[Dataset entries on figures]

::::

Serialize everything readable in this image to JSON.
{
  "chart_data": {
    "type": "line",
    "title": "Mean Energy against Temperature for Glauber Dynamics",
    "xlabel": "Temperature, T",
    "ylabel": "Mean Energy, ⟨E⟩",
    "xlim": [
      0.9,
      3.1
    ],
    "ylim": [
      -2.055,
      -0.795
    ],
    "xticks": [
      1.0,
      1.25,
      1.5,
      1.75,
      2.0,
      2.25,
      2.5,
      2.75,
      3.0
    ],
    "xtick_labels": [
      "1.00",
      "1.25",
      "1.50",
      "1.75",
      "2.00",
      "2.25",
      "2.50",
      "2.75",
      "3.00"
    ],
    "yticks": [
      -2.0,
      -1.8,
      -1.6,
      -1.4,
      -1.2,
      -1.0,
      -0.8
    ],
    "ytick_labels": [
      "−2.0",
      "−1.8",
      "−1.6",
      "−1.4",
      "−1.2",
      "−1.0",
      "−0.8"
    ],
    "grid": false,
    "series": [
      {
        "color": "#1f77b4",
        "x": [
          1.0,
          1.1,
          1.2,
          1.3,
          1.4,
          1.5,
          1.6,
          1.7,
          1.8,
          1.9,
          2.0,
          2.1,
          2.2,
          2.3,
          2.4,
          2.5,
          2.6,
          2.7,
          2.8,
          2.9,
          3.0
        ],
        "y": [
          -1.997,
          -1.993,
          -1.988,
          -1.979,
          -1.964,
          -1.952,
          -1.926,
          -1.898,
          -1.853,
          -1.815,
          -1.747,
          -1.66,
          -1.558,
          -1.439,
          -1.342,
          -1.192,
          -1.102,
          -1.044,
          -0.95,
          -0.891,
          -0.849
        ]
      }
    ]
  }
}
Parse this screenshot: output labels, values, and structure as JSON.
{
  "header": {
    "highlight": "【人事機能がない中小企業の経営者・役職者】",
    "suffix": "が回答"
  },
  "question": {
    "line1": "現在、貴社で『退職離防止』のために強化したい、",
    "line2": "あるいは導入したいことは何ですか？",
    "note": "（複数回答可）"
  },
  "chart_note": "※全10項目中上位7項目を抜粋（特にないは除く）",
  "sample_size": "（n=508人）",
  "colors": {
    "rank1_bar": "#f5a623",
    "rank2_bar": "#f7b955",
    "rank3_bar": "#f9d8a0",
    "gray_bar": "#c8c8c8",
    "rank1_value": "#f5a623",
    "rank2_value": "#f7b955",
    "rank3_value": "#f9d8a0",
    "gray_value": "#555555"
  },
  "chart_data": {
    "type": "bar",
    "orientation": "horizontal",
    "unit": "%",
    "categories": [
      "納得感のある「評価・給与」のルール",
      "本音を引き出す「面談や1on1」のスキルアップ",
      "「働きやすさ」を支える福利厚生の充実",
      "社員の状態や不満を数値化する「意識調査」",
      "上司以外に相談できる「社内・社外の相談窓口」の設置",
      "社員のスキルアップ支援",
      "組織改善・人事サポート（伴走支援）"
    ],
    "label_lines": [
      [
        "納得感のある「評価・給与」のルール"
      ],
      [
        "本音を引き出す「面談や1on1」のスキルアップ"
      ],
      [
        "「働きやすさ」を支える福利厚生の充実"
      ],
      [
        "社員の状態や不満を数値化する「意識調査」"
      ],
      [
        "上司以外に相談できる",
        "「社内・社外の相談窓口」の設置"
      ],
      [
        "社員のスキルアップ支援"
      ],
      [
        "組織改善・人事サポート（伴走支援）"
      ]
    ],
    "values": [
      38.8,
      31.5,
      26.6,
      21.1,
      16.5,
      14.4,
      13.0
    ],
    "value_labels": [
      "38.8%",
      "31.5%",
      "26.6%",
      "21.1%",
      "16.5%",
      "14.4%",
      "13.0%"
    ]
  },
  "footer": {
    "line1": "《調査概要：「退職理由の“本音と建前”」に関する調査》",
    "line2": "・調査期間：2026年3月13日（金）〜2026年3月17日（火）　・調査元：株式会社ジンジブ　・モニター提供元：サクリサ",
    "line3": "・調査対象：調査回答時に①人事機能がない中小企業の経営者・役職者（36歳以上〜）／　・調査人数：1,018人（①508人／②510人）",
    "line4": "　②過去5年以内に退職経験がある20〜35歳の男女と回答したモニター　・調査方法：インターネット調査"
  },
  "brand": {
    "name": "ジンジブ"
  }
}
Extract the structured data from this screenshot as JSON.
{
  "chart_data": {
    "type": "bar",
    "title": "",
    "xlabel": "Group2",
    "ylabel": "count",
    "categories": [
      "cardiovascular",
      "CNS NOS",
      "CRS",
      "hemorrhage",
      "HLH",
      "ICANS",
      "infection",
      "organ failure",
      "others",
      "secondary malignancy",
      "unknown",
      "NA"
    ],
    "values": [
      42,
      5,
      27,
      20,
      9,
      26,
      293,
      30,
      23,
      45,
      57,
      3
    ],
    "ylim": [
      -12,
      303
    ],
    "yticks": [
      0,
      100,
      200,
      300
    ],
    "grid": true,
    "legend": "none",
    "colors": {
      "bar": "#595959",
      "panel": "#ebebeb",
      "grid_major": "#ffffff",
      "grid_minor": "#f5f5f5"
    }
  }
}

::::

▶ _WRITTEN INSTRUCTION_
Make a verbatim copy of every entry shown above.

▶ _OUTPUT FOR THIS EXERCISE_
Serialize everything readable in this image to JSON.
{
  "chart_data": {
    "type": "line",
    "title": "Mean Energy against Temperature for Glauber Dynamics",
    "xlabel": "Temperature, T",
    "ylabel": "Mean Energy, ⟨E⟩",
    "xlim": [
      0.9,
      3.1
    ],
    "ylim": [
      -2.055,
      -0.795
    ],
    "xticks": [
      1.0,
      1.25,
      1.5,
      1.75,
      2.0,
      2.25,
      2.5,
      2.75,
      3.0
    ],
    "xtick_labels": [
      "1.00",
      "1.25",
      "1.50",
      "1.75",
      "2.00",
      "2.25",
      "2.50",
      "2.75",
      "3.00"
    ],
    "yticks": [
      -2.0,
      -1.8,
      -1.6,
      -1.4,
      -1.2,
      -1.0,
      -0.8
    ],
    "ytick_labels": [
      "−2.0",
      "−1.8",
      "−1.6",
      "−1.4",
      "−1.2",
      "−1.0",
      "−0.8"
    ],
    "grid": false,
    "series": [
      {
        "color": "#1f77b4",
        "x": [
          1.0,
          1.1,
          1.2,
          1.3,
          1.4,
          1.5,
          1.6,
          1.7,
          1.8,
          1.9,
          2.0,
          2.1,
          2.2,
          2.3,
          2.4,
          2.5,
          2.6,
          2.7,
          2.8,
          2.9,
          3.0
        ],
        "y": [
          -1.997,
          -1.993,
          -1.988,
          -1.979,
          -1.964,
          -1.952,
          -1.926,
          -1.898,
          -1.853,
          -1.815,
          -1.747,
          -1.66,
          -1.558,
          -1.439,
          -1.342,
          -1.192,
          -1.102,
          -1.044,
          -0.95,
          -0.891,
          -0.849
        ]
      }
    ]
  }
}
Parse this screenshot: output labels, values, and structure as JSON.
{
  "header": {
    "highlight": "【人事機能がない中小企業の経営者・役職者】",
    "suffix": "が回答"
  },
  "question": {
    "line1": "現在、貴社で『退職離防止』のために強化したい、",
    "line2": "あるいは導入したいことは何ですか？",
    "note": "（複数回答可）"
  },
  "chart_note": "※全10項目中上位7項目を抜粋（特にないは除く）",
  "sample_size": "（n=508人）",
  "colors": {
    "rank1_bar": "#f5a623",
    "rank2_bar": "#f7b955",
    "rank3_bar": "#f9d8a0",
    "gray_bar": "#c8c8c8",
    "rank1_value": "#f5a623",
    "rank2_value": "#f7b955",
    "rank3_value": "#f9d8a0",
    "gray_value": "#555555"
  },
  "chart_data": {
    "type": "bar",
    "orientation": "horizontal",
    "unit": "%",
    "categories": [
      "納得感のある「評価・給与」のルール",
      "本音を引き出す「面談や1on1」のスキルアップ",
      "「働きやすさ」を支える福利厚生の充実",
      "社員の状態や不満を数値化する「意識調査」",
      "上司以外に相談できる「社内・社外の相談窓口」の設置",
      "社員のスキルアップ支援",
      "組織改善・人事サポート（伴走支援）"
    ],
    "label_lines": [
      [
        "納得感のある「評価・給与」のルール"
      ],
      [
        "本音を引き出す「面談や1on1」のスキルアップ"
      ],
      [
        "「働きやすさ」を支える福利厚生の充実"
      ],
      [
        "社員の状態や不満を数値化する「意識調査」"
      ],
      [
        "上司以外に相談できる",
        "「社内・社外の相談窓口」の設置"
      ],
      [
        "社員のスキルアップ支援"
      ],
      [
        "組織改善・人事サポート（伴走支援）"
      ]
    ],
    "values": [
      38.8,
      31.5,
      26.6,
      21.1,
      16.5,
      14.4,
      13.0
    ],
    "value_labels": [
      "38.8%",
      "31.5%",
      "26.6%",
      "21.1%",
      "16.5%",
      "14.4%",
      "13.0%"
    ]
  },
  "footer": {
    "line1": "《調査概要：「退職理由の“本音と建前”」に関する調査》",
    "line2": "・調査期間：2026年3月13日（金）〜2026年3月17日（火）　・調査元：株式会社ジンジブ　・モニター提供元：サクリサ",
    "line3": "・調査対象：調査回答時に①人事機能がない中小企業の経営者・役職者（36歳以上〜）／　・調査人数：1,018人（①508人／②510人）",
    "line4": "　②過去5年以内に退職経験がある20〜35歳の男女と回答したモニター　・調査方法：インターネット調査"
  },
  "brand": {
    "name": "ジンジブ"
  }
}
Extract the structured data from this screenshot as JSON.
{
  "chart_data": {
    "type": "bar",
    "title": "",
    "xlabel": "Group2",
    "ylabel": "count",
    "categories": [
      "cardiovascular",
      "CNS NOS",
      "CRS",
      "hemorrhage",
      "HLH",
      "ICANS",
      "infection",
      "organ failure",
      "others",
      "secondary malignancy",
      "unknown",
      "NA"
    ],
    "values": [
      42,
      5,
      27,
      20,
      9,
      26,
      293,
      30,
      23,
      45,
      57,
      3
    ],
    "ylim": [
      -12,
      303
    ],
    "yticks": [
      0,
      100,
      200,
      300
    ],
    "grid": true,
    "legend": "none",
    "colors": {
      "bar": "#595959",
      "panel": "#ebebeb",
      "grid_major": "#ffffff",
      "grid_minor": "#f5f5f5"
    }
  }
}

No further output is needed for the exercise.